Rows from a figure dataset
** START **

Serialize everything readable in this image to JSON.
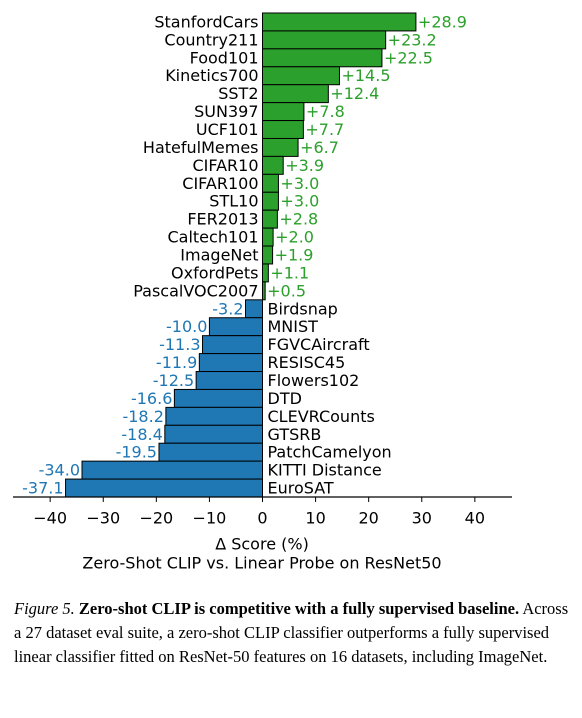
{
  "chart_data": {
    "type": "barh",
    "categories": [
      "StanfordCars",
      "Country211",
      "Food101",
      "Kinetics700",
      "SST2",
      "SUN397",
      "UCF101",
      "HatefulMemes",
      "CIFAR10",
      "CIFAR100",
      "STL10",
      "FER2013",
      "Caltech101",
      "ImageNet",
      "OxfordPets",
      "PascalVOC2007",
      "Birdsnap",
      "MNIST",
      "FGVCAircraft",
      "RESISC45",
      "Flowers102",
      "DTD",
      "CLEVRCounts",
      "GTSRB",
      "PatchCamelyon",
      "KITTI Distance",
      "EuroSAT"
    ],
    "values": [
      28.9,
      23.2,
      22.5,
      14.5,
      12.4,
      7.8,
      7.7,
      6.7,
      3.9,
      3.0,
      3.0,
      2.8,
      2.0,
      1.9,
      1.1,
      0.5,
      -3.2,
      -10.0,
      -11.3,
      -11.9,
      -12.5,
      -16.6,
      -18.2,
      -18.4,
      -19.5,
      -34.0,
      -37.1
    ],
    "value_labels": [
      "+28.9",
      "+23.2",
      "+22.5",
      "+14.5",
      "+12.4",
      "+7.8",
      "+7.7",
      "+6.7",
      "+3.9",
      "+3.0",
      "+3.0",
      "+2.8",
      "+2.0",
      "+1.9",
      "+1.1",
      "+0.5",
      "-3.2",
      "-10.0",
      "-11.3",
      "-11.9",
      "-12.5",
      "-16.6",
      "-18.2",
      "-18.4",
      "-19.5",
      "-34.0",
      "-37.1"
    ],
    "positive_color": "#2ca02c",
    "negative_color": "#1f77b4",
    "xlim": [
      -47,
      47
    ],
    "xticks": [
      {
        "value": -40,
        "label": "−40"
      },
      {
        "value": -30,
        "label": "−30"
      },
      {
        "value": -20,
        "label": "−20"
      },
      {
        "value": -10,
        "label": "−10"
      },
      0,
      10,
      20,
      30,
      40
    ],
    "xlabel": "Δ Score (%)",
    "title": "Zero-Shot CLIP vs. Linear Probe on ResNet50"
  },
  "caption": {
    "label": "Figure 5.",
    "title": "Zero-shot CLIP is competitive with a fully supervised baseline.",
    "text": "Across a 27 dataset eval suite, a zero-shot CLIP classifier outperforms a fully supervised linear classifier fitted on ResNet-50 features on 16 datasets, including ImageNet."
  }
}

** END **
** START **

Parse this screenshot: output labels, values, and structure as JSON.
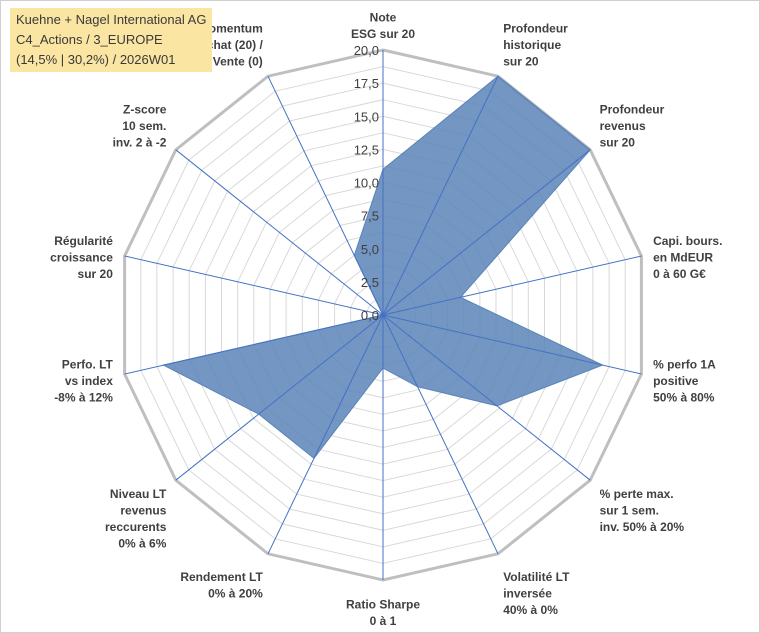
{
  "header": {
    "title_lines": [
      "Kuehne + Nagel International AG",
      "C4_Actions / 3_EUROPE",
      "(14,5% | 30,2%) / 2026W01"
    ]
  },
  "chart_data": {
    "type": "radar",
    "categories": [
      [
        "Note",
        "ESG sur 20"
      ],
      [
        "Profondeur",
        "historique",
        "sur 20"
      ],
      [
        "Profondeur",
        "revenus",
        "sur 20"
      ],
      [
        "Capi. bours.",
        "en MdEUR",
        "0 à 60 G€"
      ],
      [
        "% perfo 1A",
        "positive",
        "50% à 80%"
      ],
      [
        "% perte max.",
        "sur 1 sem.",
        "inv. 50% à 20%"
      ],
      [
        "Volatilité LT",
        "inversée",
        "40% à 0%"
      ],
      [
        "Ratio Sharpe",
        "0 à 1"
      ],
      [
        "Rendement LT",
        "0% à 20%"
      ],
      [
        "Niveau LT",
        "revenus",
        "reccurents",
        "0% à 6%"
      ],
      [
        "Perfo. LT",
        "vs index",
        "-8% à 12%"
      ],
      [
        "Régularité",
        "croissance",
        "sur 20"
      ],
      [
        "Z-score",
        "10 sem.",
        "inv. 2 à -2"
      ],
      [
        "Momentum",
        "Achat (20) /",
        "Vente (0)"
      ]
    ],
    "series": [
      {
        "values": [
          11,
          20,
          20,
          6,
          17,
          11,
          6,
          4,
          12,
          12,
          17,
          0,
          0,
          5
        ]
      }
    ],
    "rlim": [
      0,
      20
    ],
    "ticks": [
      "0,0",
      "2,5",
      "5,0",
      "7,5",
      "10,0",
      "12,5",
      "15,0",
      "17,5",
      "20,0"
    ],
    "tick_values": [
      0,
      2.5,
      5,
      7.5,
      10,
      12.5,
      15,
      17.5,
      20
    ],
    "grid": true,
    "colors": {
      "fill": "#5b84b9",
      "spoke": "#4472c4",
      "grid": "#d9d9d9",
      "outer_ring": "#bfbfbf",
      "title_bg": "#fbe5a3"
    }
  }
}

** END **

WHAT YOU HAVE TO DO
From the data, collect all lines where the string "ImageNet" appears.

SOLVED PROBLEM
      "ImageNet",
    "text": "Across a 27 dataset eval suite, a zero-shot CLIP classifier outperforms a fully supervised linear classifier fitted on ResNet-50 features on 16 datasets, including ImageNet."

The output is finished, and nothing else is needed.